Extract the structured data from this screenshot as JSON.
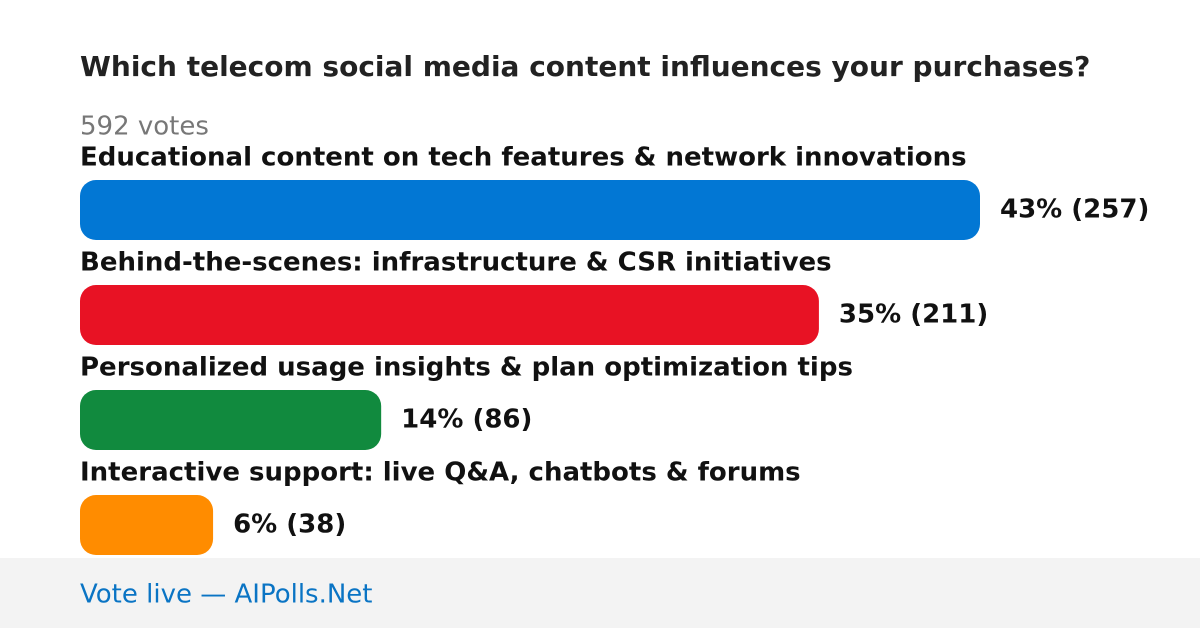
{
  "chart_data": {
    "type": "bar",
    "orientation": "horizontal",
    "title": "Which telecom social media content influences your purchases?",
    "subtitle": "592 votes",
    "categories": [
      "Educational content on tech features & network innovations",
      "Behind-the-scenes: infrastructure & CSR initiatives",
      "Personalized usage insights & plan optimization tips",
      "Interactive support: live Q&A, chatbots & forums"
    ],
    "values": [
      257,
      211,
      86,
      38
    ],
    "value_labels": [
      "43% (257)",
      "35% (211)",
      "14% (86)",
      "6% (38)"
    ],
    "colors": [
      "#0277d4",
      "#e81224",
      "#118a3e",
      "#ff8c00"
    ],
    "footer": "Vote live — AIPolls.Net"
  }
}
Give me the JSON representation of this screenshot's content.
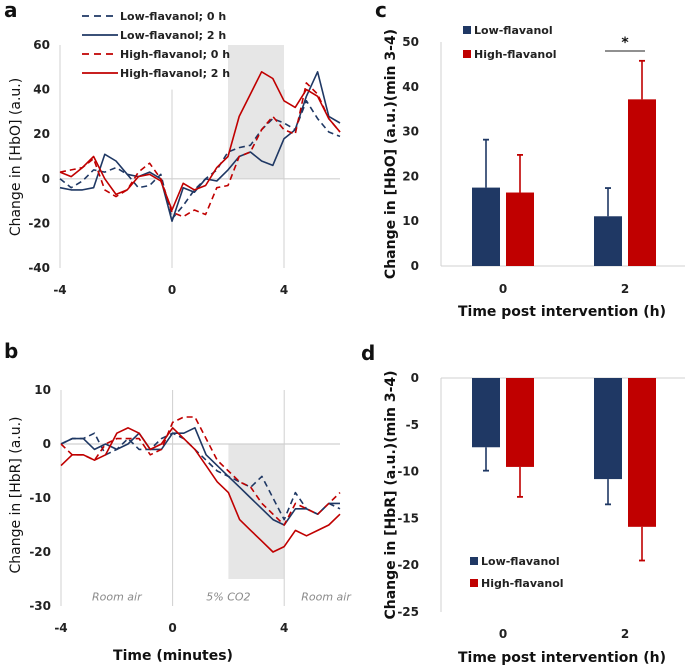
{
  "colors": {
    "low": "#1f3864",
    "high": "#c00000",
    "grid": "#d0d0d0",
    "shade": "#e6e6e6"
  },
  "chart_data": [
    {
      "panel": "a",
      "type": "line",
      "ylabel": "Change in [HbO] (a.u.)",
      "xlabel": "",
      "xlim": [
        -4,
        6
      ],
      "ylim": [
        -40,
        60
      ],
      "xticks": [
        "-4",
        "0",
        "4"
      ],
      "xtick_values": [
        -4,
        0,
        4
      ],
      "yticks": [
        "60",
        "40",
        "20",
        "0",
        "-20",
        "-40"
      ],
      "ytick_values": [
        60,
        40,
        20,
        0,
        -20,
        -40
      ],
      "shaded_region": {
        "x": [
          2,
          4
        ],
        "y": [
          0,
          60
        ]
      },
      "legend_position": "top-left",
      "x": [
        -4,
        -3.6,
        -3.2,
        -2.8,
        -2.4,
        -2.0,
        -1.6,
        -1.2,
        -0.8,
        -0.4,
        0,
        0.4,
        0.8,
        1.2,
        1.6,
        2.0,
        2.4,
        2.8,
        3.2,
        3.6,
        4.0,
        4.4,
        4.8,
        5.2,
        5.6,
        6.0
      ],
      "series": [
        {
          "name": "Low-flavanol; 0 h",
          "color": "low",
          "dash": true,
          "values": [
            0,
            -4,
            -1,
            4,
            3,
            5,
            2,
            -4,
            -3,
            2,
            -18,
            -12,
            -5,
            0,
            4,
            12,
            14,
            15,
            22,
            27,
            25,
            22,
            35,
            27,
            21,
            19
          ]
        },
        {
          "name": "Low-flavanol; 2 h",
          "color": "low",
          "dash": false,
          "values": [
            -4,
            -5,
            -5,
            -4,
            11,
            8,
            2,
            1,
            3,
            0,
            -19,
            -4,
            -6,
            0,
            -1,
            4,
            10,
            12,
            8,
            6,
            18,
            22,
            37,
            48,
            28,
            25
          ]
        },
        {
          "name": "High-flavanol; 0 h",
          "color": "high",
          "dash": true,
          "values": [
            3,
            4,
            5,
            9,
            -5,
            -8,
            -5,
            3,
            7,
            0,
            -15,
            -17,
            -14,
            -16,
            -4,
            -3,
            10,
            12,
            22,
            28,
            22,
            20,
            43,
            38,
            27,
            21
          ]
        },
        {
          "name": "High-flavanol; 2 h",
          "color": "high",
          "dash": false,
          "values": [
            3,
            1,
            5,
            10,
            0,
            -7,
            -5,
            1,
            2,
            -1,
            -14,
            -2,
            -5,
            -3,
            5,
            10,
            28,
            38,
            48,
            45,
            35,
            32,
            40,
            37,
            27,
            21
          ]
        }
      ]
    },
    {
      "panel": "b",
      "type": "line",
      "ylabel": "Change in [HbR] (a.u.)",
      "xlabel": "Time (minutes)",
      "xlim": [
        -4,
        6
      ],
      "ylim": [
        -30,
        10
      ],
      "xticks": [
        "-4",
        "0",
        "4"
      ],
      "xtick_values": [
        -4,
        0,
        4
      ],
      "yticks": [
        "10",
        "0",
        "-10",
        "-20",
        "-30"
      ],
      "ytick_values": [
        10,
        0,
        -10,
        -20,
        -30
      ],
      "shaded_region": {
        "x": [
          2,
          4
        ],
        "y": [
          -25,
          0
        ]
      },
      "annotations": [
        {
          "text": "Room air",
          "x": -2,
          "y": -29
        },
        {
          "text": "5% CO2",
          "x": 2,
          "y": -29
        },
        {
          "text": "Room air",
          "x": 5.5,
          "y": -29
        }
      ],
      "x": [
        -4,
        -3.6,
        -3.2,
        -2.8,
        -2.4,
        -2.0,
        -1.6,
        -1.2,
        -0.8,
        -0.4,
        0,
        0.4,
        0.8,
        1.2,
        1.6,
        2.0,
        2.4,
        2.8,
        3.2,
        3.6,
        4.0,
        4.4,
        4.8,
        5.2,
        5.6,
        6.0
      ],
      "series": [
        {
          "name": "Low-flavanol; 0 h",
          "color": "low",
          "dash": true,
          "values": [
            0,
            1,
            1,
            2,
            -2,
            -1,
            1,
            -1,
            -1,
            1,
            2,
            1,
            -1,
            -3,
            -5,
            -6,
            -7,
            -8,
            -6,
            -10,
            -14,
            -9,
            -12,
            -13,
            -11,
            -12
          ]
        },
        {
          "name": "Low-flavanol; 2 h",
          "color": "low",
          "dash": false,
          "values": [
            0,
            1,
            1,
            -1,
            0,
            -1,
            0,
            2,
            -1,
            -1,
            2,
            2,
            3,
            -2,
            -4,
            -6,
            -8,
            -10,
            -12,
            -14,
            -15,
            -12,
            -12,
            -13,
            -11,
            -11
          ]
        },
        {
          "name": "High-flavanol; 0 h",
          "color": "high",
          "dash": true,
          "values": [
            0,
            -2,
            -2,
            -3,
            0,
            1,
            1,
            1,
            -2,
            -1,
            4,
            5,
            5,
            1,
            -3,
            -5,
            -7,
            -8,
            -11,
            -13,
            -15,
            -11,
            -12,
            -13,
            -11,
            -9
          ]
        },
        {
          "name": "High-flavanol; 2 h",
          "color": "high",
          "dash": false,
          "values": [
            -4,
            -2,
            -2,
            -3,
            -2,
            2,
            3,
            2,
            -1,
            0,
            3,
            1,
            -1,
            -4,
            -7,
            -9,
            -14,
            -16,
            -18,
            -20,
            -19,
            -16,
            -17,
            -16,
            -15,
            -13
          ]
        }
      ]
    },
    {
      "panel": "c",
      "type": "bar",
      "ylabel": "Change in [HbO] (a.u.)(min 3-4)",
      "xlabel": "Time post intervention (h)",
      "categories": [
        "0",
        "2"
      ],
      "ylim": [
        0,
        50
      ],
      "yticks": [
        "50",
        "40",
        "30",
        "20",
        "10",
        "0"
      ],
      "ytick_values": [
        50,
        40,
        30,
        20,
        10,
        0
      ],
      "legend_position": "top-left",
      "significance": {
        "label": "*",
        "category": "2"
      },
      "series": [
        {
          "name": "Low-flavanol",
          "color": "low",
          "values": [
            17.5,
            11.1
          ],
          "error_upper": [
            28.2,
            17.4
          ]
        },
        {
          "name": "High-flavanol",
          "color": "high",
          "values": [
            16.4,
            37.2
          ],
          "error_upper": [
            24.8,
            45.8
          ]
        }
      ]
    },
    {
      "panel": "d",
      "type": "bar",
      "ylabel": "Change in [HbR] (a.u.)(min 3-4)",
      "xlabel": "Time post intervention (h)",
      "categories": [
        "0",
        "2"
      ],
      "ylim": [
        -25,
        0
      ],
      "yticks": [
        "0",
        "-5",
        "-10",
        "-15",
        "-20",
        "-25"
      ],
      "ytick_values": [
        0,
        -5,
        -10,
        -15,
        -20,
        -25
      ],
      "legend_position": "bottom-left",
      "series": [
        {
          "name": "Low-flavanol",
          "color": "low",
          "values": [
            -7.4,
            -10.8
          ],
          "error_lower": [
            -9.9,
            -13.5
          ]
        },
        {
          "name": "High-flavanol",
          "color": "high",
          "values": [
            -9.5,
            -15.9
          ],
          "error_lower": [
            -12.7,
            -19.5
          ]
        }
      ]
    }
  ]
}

WHAT IS ASKED: State only how many lines in the material include "xlabel".

TASK SOLUTION: 4